Paysages éco-démographiques Sur sa présentation powerpoint du 13 octobre, la directrice de l’Adem, Isabelle Schlesser, souligne que le taux de croissance des résidents étrangers dans l’emploi salarié entre 2017 et 2022, soixante pour cent, est bien supérieur à toutes les autres catégories. Derrière, le nombre de frontaliers originaires de France a cru de 25 pour cent, celui des frontaliers de vingt pour cent et celui des résidents de douze pour cent. La principale croissance en termes sectoriels se trouve dans le service public (22 pour cent). Le taux de chômage se situe à 5,3 pour cent en août 2023. Il s’élevait à sept pour cent en août 2014. Il était descendu à 5,5 pour cent en août 2019 pour remonter à 6,4 un an plus tard, au plus fort de la pandémie. Il a atteint un plus bas en août 2022 à 4,8.

« Aucune des organisations sur les questions d’accueil, d’immigration et d’intégration, comme le Flüchtlingsrot (LFR) ou le CLAE » n’a été invitée à discuter avec les partis vainqueurs des élections, constate l’Association de soutien aux travailleurs immigrés (Asti) dans son courrier du 22 octobre (pas tamponné). « Ce qui est regrettable », poursuit-elle. L’Asti souligne les chiffres publiés autour des élections: 47,4 pour cent des 660 000 habitants du Luxembourg n’en ont pas la nationalité, 73,7 pour cent ont un antécédent migratoire direct ou indirect. S’ajoutent 220 000 travailleurs frontaliers au quotidien.

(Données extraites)
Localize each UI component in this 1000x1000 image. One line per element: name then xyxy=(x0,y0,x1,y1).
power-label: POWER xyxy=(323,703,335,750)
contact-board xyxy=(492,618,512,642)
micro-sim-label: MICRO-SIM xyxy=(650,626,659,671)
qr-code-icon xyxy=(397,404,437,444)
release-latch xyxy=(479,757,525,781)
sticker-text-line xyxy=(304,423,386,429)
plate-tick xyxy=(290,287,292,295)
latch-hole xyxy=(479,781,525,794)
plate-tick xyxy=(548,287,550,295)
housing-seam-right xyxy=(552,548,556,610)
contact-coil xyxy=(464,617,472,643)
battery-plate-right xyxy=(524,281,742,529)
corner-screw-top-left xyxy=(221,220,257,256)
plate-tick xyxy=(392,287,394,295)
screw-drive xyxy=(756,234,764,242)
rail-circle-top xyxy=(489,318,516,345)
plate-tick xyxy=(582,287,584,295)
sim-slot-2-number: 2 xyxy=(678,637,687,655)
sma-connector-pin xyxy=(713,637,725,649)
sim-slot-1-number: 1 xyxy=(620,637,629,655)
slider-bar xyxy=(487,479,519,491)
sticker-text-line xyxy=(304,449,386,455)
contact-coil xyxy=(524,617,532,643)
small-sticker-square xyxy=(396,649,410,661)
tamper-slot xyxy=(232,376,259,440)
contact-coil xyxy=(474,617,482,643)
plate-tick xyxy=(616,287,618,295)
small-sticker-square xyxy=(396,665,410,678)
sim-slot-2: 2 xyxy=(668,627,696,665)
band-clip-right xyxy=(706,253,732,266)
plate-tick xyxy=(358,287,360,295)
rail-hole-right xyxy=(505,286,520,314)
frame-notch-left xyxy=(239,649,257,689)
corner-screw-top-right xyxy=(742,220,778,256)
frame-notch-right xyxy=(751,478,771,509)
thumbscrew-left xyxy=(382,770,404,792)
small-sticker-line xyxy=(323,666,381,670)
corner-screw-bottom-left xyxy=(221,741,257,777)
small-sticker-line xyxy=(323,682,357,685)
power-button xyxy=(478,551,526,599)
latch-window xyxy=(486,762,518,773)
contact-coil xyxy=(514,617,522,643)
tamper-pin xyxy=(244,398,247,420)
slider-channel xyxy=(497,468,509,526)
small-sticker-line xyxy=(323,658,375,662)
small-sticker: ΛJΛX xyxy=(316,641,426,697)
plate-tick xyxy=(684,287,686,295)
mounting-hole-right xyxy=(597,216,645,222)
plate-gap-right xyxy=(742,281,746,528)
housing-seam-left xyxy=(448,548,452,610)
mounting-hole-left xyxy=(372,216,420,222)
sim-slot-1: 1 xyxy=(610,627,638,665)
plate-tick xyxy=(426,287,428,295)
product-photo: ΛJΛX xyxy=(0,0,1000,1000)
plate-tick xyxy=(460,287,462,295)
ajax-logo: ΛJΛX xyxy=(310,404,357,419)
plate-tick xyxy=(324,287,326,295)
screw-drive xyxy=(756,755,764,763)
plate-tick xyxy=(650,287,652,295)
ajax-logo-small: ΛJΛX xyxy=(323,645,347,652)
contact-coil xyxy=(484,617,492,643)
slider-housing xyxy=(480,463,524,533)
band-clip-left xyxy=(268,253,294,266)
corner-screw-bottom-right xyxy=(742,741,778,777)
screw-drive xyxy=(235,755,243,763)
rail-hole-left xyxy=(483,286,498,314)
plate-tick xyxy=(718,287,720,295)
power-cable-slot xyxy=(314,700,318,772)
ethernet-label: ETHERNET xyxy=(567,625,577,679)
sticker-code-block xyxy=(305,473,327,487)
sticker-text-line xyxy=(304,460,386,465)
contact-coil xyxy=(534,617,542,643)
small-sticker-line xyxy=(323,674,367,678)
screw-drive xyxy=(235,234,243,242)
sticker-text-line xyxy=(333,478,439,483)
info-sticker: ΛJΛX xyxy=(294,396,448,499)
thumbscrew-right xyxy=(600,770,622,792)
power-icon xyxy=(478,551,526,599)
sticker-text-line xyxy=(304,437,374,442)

CONSIGNE — Recopiez fidèlement le passage du texte sur l'emploi et l'immigration au Luxembourg qui commence par « Paysages éco-démographiques Sur » et se poursuit jusqu'à « 2022 à 4,8. ».

CORRIGÉ —
Paysages éco-démographiques Sur sa présentation powerpoint du 13 octobre, la directrice de l’Adem, Isabelle Schlesser, souligne que le taux de croissance des résidents étrangers dans l’emploi salarié entre 2017 et 2022, soixante pour cent, est bien supérieur à toutes les autres catégories. Derrière, le nombre de frontaliers originaires de France a cru de 25 pour cent, celui des frontaliers de vingt pour cent et celui des résidents de douze pour cent. La principale croissance en termes sectoriels se trouve dans le service public (22 pour cent). Le taux de chômage se situe à 5,3 pour cent en août 2023. Il s’élevait à sept pour cent en août 2014. Il était descendu à 5,5 pour cent en août 2019 pour remonter à 6,4 un an plus tard, au plus fort de la pandémie. Il a atteint un plus bas en août 2022 à 4,8.